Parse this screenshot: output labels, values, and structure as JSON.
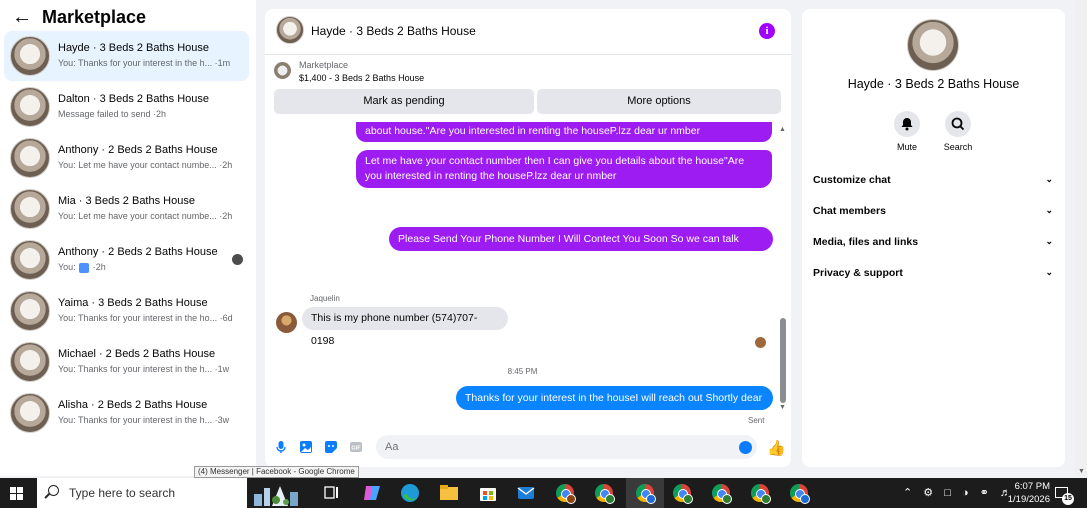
{
  "left_panel": {
    "title": "Marketplace",
    "conversations": [
      {
        "name": "Hayde · 3 Beds 2 Baths House",
        "preview": "You: Thanks for your interest in the h... ·1m",
        "active": true
      },
      {
        "name": "Dalton · 3 Beds 2 Baths House",
        "preview": "Message failed to send ·2h"
      },
      {
        "name": "Anthony · 2 Beds 2 Baths House",
        "preview": "You: Let me have your contact numbe... ·2h"
      },
      {
        "name": "Mia · 3 Beds 2 Baths House",
        "preview": "You: Let me have your contact numbe... ·2h"
      },
      {
        "name": "Anthony · 2 Beds 2 Baths House",
        "preview_prefix": "You:",
        "preview_suffix": "·2h",
        "has_seen_avatar": true
      },
      {
        "name": "Yaima · 3 Beds 2 Baths House",
        "preview": "You: Thanks for your interest in the ho... ·6d"
      },
      {
        "name": "Michael · 2 Beds 2 Baths House",
        "preview": "You: Thanks for your interest in the h... ·1w"
      },
      {
        "name": "Alisha · 2 Beds 2 Baths House",
        "preview": "You: Thanks for your interest in the h... ·3w"
      }
    ]
  },
  "chat": {
    "title": "Hayde · 3 Beds 2 Baths House",
    "info_icon": "i",
    "marketplace_label": "Marketplace",
    "listing": "$1,400 - 3 Beds 2 Baths House",
    "mark_pending_label": "Mark as pending",
    "more_options_label": "More options",
    "messages": {
      "m1": "about house.\"Are you interested in renting the houseP.lzz dear ur nmber",
      "m2_line1": "Let me have your contact number then I can give you details about the house\"Are",
      "m2_line2": "you interested in renting the houseP.lzz dear ur nmber",
      "m3": "Please Send Your Phone Number I Will Contect You Soon So we can talk more.",
      "sender_name": "Jaquelin",
      "m4": "This is my phone number (574)707-0198",
      "time": "8:45 PM",
      "m5": "Thanks for your interest in the houseI will reach out Shortly dear",
      "status": "Sent"
    },
    "composer_placeholder": "Aa"
  },
  "right_panel": {
    "name": "Hayde · 3 Beds 2 Baths House",
    "mute_label": "Mute",
    "search_label": "Search",
    "sections": [
      "Customize chat",
      "Chat members",
      "Media, files and links",
      "Privacy & support"
    ]
  },
  "tooltip": "(4) Messenger | Facebook - Google Chrome",
  "taskbar": {
    "search_placeholder": "Type here to search",
    "time": "6:07 PM",
    "date": "1/19/2026",
    "notifications": "15"
  },
  "colors": {
    "accent_purple": "#9d1cf2",
    "accent_blue": "#0a84ff",
    "active_row": "#e7f3ff"
  }
}
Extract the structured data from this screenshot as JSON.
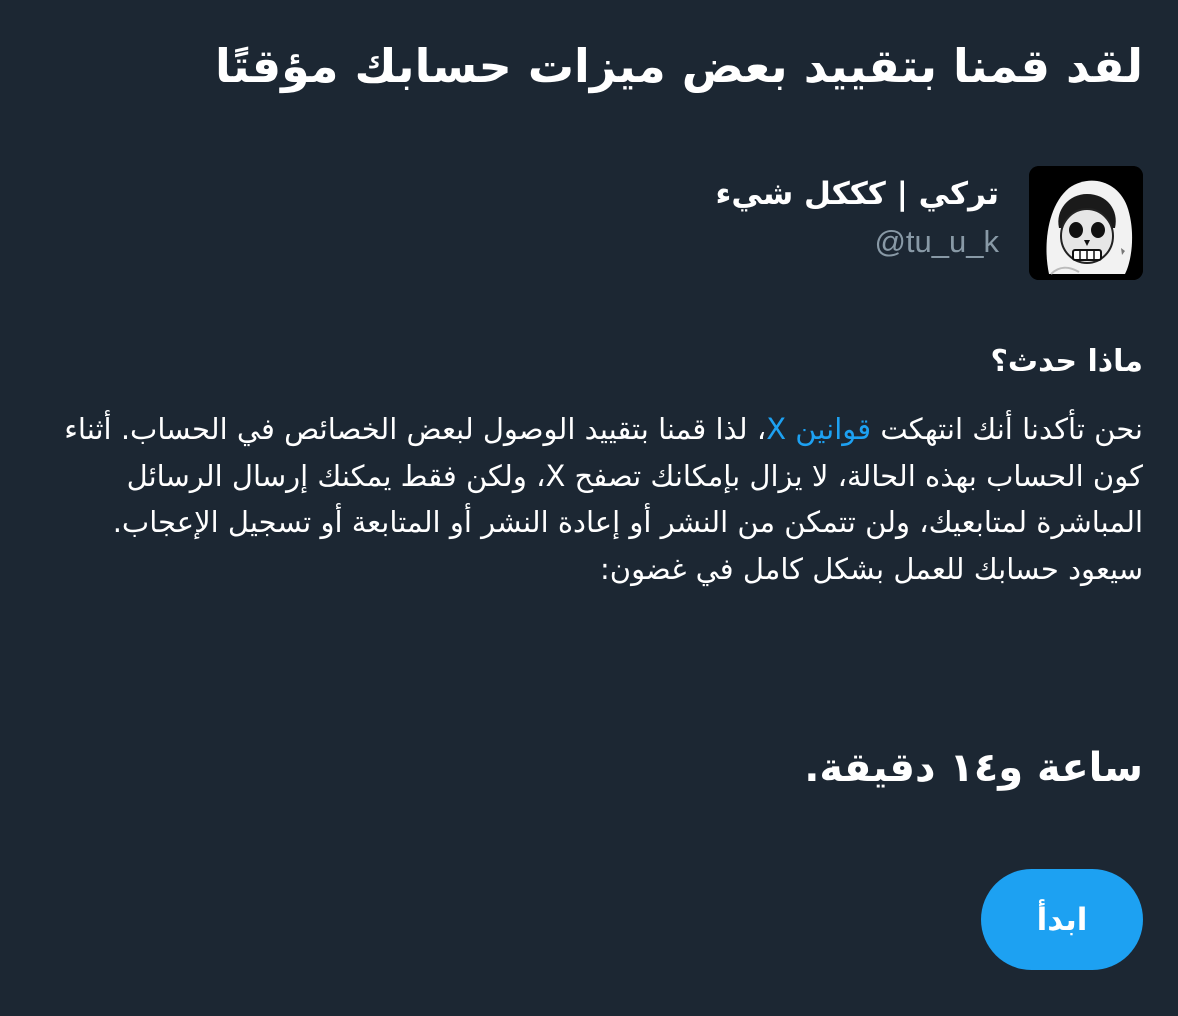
{
  "header": {
    "title": "لقد قمنا بتقييد بعض ميزات حسابك مؤقتًا"
  },
  "profile": {
    "display_name": "تركي | كككل شيء",
    "handle": "@tu_u_k",
    "avatar_icon": "skull-face-avatar"
  },
  "section": {
    "heading": "ماذا حدث؟"
  },
  "body": {
    "text_before_link": "نحن تأكدنا أنك انتهكت ",
    "link_label": "قوانين X",
    "text_after_link": "، لذا قمنا بتقييد الوصول لبعض الخصائص في الحساب. أثناء كون الحساب بهذه الحالة، لا يزال بإمكانك تصفح X، ولكن فقط يمكنك إرسال الرسائل المباشرة لمتابعيك، ولن تتمكن من النشر أو إعادة النشر أو المتابعة أو تسجيل الإعجاب. سيعود حسابك للعمل بشكل كامل في غضون:"
  },
  "countdown": {
    "text": "ساعة و١٤ دقيقة."
  },
  "actions": {
    "start_label": "ابدأ"
  },
  "colors": {
    "background": "#1c2733",
    "text": "#ffffff",
    "secondary_text": "#8899a6",
    "accent": "#1da1f2"
  }
}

━━━━━━━━━━

Leave out every picture, and copy exactly the lines from the line that contains "Extract the structured" through the end of the material.

▸ WRITTEN RESPONSE:
Extract the structured data from this screenshot as JSON.
{
  "header": {
    "title": "لقد قمنا بتقييد بعض ميزات حسابك مؤقتًا"
  },
  "profile": {
    "display_name": "تركي | كككل شيء",
    "handle": "@tu_u_k",
    "avatar_icon": "skull-face-avatar"
  },
  "section": {
    "heading": "ماذا حدث؟"
  },
  "body": {
    "text_before_link": "نحن تأكدنا أنك انتهكت ",
    "link_label": "قوانين X",
    "text_after_link": "، لذا قمنا بتقييد الوصول لبعض الخصائص في الحساب. أثناء كون الحساب بهذه الحالة، لا يزال بإمكانك تصفح X، ولكن فقط يمكنك إرسال الرسائل المباشرة لمتابعيك، ولن تتمكن من النشر أو إعادة النشر أو المتابعة أو تسجيل الإعجاب. سيعود حسابك للعمل بشكل كامل في غضون:"
  },
  "countdown": {
    "text": "ساعة و١٤ دقيقة."
  },
  "actions": {
    "start_label": "ابدأ"
  },
  "colors": {
    "background": "#1c2733",
    "text": "#ffffff",
    "secondary_text": "#8899a6",
    "accent": "#1da1f2"
  }
}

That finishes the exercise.